### EXERCISE
Lines containing the string "Tasa" are to be collected in full.

### SUPPLIED MATERIAL
***

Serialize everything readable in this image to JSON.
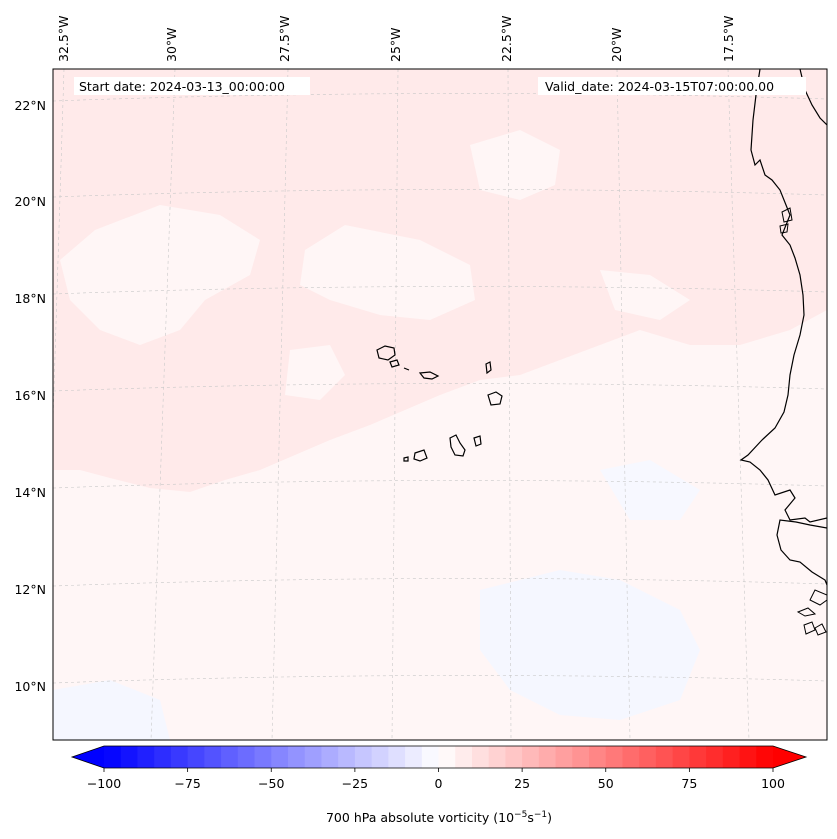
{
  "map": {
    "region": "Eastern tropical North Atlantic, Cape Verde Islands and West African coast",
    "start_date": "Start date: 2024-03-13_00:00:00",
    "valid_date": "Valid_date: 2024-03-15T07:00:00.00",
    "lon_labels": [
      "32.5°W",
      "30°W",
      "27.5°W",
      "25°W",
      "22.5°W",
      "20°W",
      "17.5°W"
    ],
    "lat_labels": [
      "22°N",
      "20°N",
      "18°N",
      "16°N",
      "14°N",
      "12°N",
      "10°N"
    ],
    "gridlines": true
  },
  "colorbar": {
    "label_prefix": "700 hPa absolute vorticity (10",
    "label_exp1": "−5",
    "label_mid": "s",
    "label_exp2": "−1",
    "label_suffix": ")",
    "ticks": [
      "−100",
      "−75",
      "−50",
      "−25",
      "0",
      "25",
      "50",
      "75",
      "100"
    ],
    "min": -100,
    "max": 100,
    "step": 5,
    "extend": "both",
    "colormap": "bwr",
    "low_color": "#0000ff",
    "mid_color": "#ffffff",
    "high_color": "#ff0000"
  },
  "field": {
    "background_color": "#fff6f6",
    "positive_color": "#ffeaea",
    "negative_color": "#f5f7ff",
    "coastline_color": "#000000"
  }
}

***

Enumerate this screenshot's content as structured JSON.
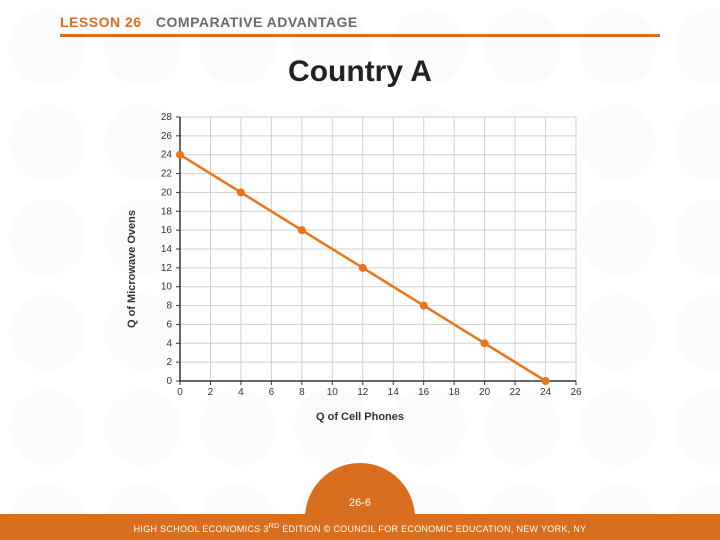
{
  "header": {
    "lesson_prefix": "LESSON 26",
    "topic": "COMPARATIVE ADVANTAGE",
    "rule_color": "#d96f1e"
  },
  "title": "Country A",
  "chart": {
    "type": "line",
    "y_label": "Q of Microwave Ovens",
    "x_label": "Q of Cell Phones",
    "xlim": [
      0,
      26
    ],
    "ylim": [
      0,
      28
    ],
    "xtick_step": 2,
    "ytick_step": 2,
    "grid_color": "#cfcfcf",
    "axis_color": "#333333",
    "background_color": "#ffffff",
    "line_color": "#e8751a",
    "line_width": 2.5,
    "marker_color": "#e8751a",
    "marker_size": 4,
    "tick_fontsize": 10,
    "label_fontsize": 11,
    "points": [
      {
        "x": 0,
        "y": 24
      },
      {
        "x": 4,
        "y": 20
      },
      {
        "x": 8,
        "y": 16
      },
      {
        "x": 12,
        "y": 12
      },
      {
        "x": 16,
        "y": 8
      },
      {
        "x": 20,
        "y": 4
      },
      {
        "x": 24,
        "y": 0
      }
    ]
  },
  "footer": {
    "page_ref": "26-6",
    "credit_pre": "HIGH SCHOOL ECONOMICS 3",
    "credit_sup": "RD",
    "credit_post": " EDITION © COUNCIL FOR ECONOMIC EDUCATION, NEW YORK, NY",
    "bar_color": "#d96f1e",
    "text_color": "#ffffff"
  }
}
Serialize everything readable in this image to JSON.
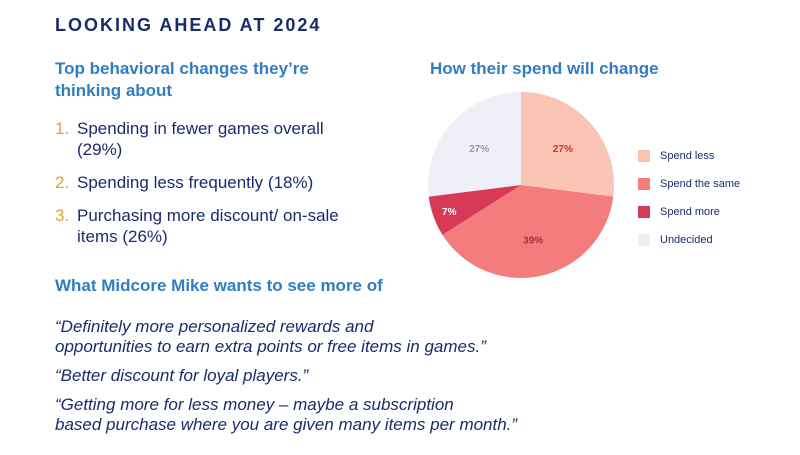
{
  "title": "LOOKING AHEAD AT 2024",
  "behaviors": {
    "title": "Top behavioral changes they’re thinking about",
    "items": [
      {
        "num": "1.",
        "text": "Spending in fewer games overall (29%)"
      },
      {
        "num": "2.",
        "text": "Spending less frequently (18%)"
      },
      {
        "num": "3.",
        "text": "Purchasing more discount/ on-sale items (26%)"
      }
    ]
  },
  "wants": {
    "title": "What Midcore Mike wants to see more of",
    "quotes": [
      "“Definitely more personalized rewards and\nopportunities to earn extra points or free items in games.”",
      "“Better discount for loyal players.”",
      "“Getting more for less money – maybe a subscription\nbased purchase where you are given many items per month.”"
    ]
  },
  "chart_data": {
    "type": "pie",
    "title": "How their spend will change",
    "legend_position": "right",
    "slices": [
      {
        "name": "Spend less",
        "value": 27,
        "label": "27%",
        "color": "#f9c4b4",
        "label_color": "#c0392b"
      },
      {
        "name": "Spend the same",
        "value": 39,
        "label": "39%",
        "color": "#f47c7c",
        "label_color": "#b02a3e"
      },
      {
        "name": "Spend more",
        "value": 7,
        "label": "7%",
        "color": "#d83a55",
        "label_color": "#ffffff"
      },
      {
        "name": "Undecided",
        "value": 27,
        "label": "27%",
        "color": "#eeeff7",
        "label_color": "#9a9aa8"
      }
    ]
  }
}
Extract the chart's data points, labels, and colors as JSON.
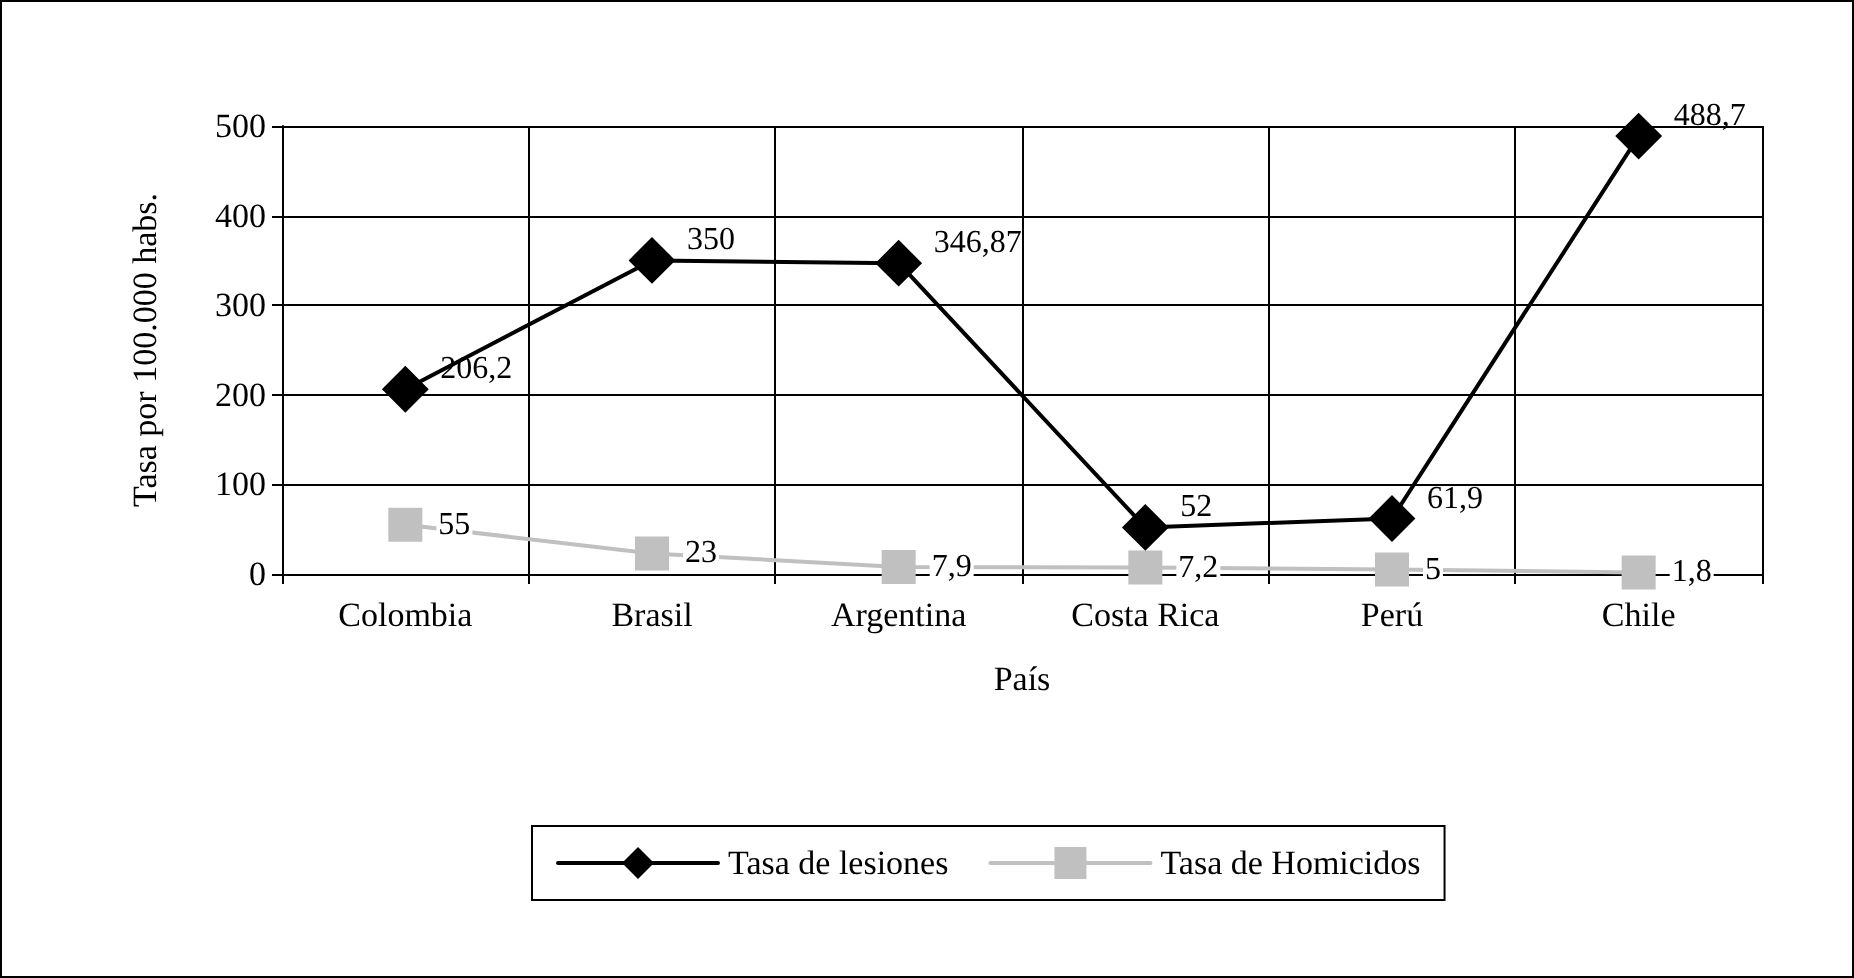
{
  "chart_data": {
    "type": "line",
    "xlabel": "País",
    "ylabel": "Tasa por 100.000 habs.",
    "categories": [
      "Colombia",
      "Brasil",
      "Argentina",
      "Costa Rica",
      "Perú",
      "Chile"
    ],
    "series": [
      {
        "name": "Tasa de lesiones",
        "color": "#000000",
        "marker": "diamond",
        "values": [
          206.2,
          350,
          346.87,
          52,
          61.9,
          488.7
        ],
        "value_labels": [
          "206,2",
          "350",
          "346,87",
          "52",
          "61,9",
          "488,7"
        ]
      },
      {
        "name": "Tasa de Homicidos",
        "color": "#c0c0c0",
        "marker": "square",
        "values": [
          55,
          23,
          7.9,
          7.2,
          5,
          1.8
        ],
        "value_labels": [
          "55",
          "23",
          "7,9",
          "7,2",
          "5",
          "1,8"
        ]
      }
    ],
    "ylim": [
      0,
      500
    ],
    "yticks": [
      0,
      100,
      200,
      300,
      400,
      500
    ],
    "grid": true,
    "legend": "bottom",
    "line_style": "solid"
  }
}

***

### EXPECTED OUTPUT
    "ylabel": "Tasa por 100.000 habs.",
        "name": "Tasa de lesiones",
        "name": "Tasa de Homicidos",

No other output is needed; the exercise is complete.